DIRECTIONS
Using the records below, report how many lines hold "this", with no extra text.
::::::
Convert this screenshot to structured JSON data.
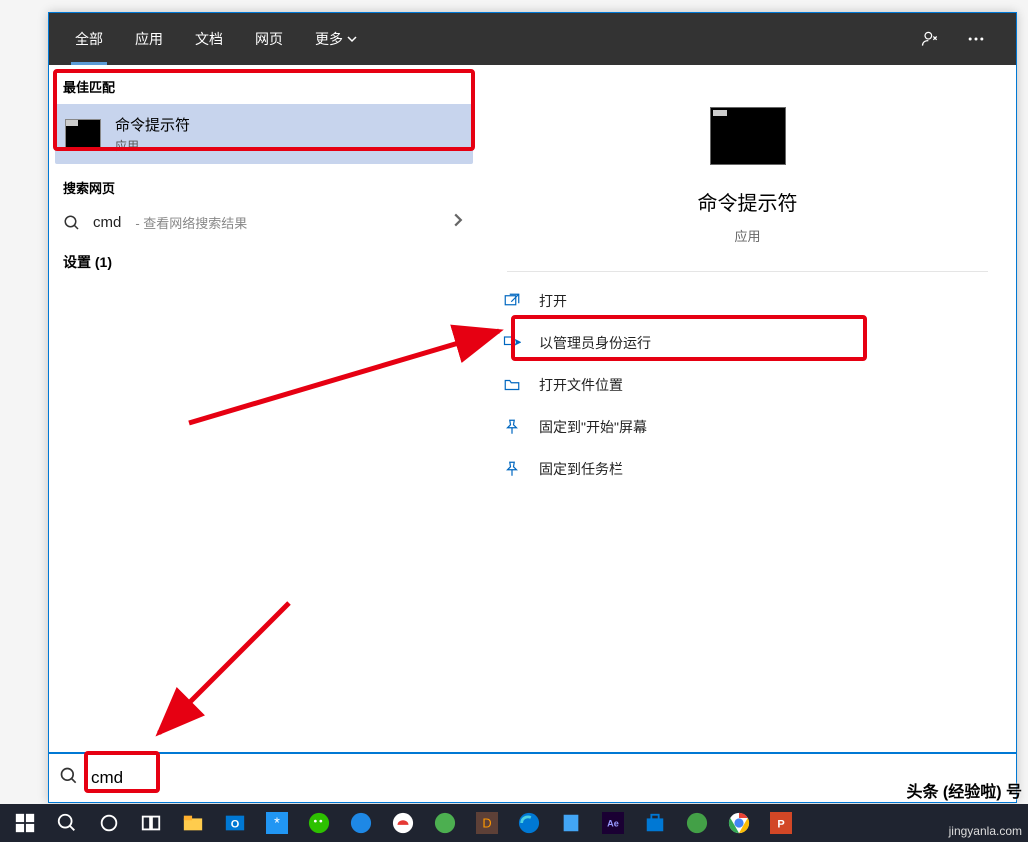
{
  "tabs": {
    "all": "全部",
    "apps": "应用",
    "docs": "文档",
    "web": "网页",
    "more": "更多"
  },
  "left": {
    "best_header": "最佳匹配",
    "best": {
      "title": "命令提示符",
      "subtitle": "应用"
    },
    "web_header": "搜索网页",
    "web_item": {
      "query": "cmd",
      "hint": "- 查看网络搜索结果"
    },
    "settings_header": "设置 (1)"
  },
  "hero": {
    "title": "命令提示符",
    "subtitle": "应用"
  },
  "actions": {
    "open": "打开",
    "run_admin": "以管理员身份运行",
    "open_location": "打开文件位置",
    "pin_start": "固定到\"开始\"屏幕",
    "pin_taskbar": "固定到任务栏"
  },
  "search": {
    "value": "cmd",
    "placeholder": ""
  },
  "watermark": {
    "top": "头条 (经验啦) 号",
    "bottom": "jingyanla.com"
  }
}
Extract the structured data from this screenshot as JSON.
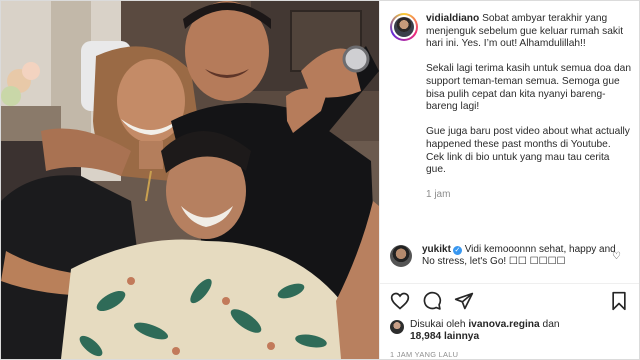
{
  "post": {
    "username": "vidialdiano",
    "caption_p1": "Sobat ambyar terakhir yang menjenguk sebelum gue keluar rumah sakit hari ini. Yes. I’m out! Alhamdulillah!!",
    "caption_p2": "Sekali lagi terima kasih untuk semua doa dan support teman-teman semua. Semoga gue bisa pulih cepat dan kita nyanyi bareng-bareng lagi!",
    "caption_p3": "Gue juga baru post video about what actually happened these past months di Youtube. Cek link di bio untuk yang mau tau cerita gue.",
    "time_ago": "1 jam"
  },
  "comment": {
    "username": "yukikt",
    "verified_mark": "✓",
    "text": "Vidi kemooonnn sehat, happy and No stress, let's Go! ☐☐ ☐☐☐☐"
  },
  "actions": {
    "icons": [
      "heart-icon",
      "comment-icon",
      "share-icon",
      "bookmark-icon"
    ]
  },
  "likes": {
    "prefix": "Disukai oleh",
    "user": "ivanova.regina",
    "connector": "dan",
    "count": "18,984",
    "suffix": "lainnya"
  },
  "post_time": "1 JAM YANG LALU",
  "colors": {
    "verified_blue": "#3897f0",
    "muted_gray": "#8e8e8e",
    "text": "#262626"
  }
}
::::::
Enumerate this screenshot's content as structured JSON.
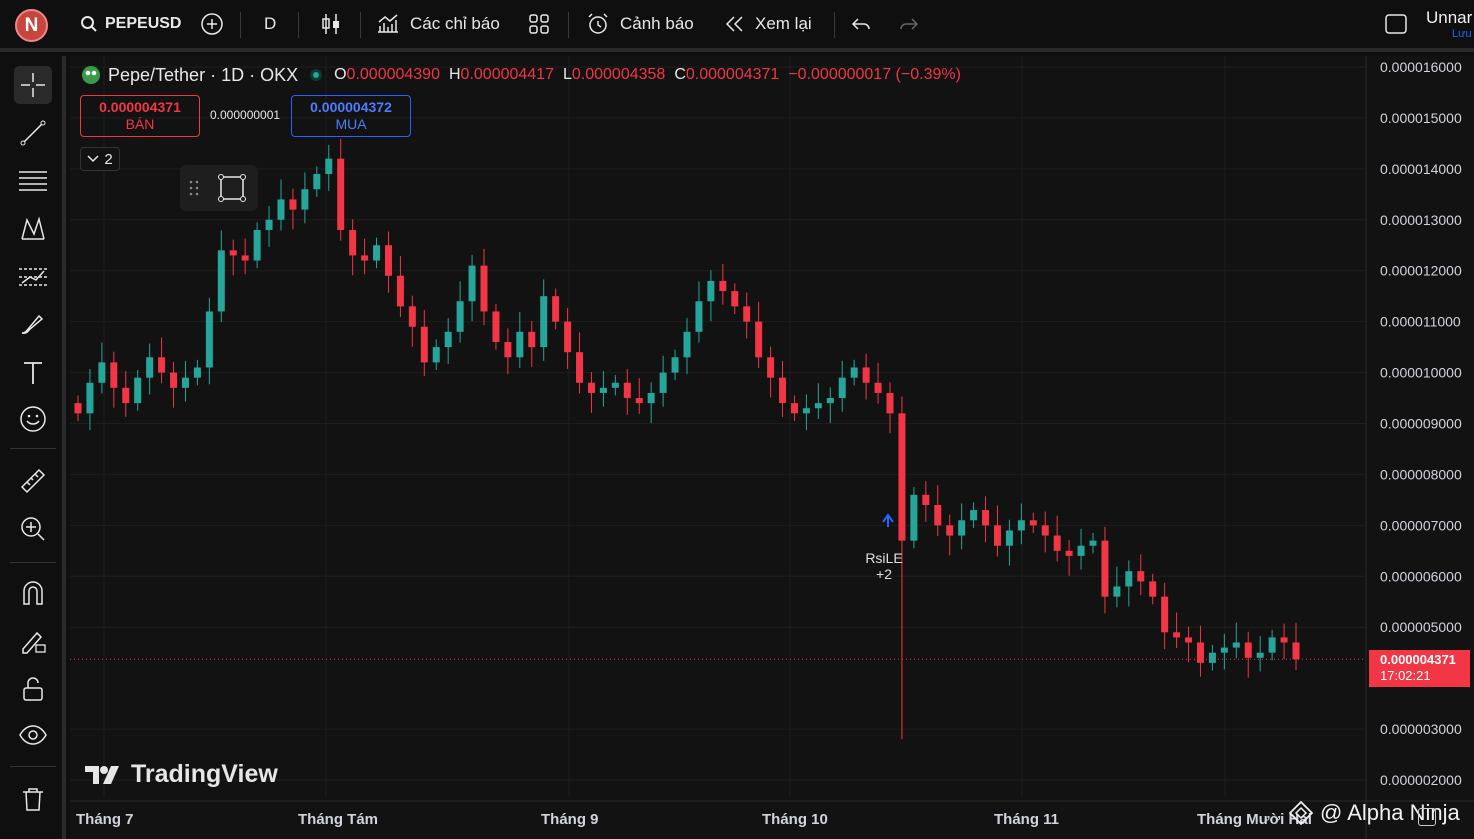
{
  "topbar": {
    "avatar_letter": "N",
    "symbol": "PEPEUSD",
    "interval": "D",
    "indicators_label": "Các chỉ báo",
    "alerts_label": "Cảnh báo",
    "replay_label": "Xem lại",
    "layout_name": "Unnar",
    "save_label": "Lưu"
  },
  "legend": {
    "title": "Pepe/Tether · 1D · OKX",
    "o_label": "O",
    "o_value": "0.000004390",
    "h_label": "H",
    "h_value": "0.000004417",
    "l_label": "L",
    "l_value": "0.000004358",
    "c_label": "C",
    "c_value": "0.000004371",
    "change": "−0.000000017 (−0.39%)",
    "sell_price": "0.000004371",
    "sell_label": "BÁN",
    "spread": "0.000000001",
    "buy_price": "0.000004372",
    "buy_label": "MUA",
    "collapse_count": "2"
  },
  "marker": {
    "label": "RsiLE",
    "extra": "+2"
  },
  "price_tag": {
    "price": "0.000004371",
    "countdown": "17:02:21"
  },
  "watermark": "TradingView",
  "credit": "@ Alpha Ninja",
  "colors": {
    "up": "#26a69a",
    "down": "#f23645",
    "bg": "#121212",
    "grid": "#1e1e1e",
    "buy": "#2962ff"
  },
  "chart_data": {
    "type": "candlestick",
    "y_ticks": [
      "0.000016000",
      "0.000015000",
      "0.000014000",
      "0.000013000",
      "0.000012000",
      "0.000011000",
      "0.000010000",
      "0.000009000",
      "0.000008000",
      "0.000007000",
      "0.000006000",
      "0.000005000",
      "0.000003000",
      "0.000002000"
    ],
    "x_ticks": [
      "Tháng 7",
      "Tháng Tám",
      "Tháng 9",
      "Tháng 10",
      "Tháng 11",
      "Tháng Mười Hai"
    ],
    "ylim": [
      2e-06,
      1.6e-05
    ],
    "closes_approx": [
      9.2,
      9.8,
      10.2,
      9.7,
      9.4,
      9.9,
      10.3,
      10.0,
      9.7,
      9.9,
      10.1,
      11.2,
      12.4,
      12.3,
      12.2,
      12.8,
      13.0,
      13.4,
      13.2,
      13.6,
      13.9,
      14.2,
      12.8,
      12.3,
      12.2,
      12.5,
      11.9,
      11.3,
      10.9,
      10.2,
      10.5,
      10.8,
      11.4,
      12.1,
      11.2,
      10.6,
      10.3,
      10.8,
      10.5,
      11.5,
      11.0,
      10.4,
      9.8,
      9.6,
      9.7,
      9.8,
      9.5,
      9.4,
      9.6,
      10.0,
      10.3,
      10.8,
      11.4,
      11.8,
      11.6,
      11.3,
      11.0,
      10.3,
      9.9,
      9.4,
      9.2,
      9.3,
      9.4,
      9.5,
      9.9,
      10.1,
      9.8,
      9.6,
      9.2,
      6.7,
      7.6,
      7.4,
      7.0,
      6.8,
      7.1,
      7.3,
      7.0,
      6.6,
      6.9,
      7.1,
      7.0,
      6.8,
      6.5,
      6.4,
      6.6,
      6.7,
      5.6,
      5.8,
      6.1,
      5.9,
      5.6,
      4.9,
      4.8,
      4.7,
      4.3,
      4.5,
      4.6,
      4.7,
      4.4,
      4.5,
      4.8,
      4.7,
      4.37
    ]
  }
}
::::::
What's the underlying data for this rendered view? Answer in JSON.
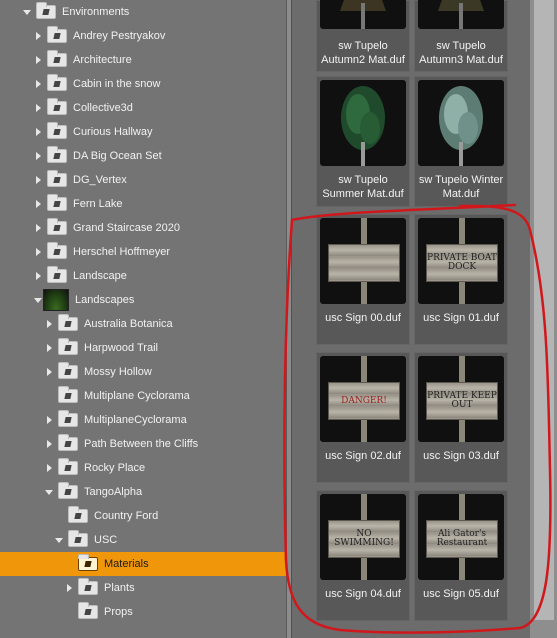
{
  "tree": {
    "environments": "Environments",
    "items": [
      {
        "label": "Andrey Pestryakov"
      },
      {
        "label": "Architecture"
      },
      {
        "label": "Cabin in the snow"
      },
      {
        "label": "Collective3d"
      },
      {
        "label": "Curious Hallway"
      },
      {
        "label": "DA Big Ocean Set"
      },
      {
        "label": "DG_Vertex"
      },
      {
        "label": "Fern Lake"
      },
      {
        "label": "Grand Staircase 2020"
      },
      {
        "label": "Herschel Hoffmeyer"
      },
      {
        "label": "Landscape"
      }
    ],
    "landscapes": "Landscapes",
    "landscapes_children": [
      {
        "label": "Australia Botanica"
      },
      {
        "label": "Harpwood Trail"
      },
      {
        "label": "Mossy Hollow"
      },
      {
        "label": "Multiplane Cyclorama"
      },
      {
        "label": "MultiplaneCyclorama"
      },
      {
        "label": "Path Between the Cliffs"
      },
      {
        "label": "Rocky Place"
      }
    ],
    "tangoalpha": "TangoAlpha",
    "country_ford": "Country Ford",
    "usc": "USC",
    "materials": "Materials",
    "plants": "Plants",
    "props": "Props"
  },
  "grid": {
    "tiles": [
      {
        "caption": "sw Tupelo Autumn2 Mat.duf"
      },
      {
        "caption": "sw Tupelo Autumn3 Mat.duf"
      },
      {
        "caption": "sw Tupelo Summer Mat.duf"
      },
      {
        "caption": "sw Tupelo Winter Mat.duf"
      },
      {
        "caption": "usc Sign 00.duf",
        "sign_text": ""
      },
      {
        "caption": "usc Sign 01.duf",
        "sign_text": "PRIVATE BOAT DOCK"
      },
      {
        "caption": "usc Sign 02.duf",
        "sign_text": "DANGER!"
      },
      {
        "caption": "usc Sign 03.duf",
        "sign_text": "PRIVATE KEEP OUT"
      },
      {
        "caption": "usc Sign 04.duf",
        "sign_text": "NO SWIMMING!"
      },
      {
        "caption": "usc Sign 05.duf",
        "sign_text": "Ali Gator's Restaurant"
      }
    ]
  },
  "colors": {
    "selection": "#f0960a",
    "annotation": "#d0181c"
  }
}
::::::
COMPLETED EXERCISE
4